> Task brief: Report each line from the listing that the string "lines" appears in.

> Data shown:
........

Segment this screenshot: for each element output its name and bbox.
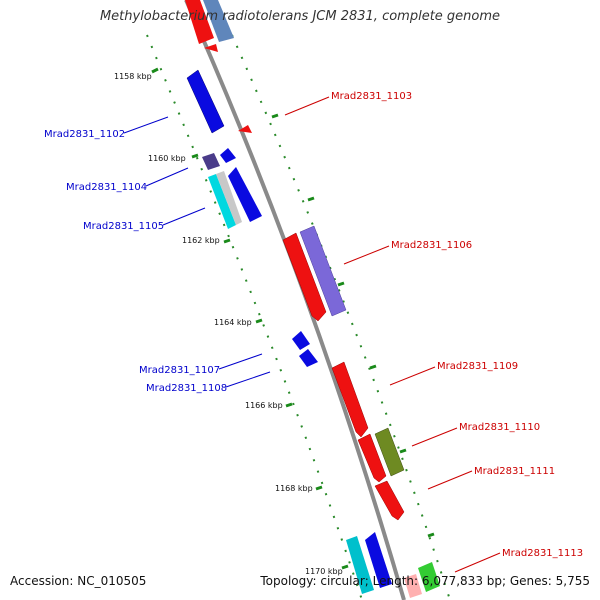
reverse-tick-track	[146, 34, 363, 600]
gene-bottom-blue	[365, 532, 392, 588]
tick-label-1164: 1164 kbp	[214, 318, 252, 327]
gene-Mrad2831_1105c	[228, 167, 262, 222]
forward-tick-track	[231, 34, 451, 600]
gene-Mrad2831_1107	[292, 331, 310, 350]
gene-Mrad2831_1106b	[299, 225, 347, 317]
genome-backbone	[184, 0, 406, 600]
reverse-strand-features	[186, 69, 392, 594]
tick-label-1170: 1170 kbp	[305, 567, 343, 576]
label-Mrad2831_1103: Mrad2831_1103	[331, 91, 412, 102]
gene-Mrad2831_1102	[186, 69, 225, 134]
gene-Mrad2831_1110b	[374, 427, 405, 477]
label-Mrad2831_1108: Mrad2831_1108	[146, 383, 227, 394]
forward-strand-features	[238, 125, 440, 598]
gene-bottom-cyan	[346, 536, 374, 594]
label-Mrad2831_1109: Mrad2831_1109	[437, 361, 518, 372]
forward-leader-lines	[284, 96, 501, 573]
label-Mrad2831_1102: Mrad2831_1102	[44, 129, 125, 140]
gene-Mrad2831_1108	[299, 349, 318, 367]
gene-Mrad2831_1104a	[202, 153, 220, 170]
label-Mrad2831_1105: Mrad2831_1105	[83, 221, 164, 232]
kbp-tick-marks	[151, 67, 349, 570]
reverse-leader-lines	[123, 116, 271, 388]
tick-label-1160: 1160 kbp	[148, 154, 186, 163]
gene-Mrad2831_1113b	[404, 574, 422, 598]
gene-Mrad2831_1110a	[357, 433, 387, 483]
gene-Mrad2831_1113a	[418, 562, 440, 592]
label-Mrad2831_1106: Mrad2831_1106	[391, 240, 472, 251]
right-tick-marks	[271, 113, 435, 538]
label-Mrad2831_1107: Mrad2831_1107	[139, 365, 220, 376]
tick-label-1166: 1166 kbp	[245, 401, 283, 410]
map-title: Methylobacterium radiotolerans JCM 2831,…	[99, 9, 501, 24]
label-Mrad2831_1111: Mrad2831_1111	[474, 466, 555, 477]
gene-Mrad2831_1105a	[208, 174, 236, 229]
accession-text: Accession: NC_010505	[10, 574, 147, 588]
top-features	[185, 0, 234, 52]
gene-Mrad2831_1104b	[220, 148, 236, 163]
gene-Mrad2831_1109	[331, 361, 369, 438]
gene-Mrad2831_1103	[238, 125, 252, 133]
tick-label-1162: 1162 kbp	[182, 236, 220, 245]
label-Mrad2831_1110: Mrad2831_1110	[459, 422, 540, 433]
tick-label-1168: 1168 kbp	[275, 484, 313, 493]
genome-summary-text: Topology: circular; Length: 6,077,833 bp…	[260, 574, 590, 588]
gene-Mrad2831_1105b	[216, 171, 242, 225]
gene-Mrad2831_1111	[374, 480, 405, 521]
tick-label-1158: 1158 kbp	[114, 72, 152, 81]
label-Mrad2831_1104: Mrad2831_1104	[66, 182, 147, 193]
label-Mrad2831_1113: Mrad2831_1113	[502, 548, 583, 559]
gene-Mrad2831_1106a	[282, 232, 327, 322]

........

> Answer space:
forward-leader-lines	[284, 96, 501, 573]
reverse-leader-lines	[123, 116, 271, 388]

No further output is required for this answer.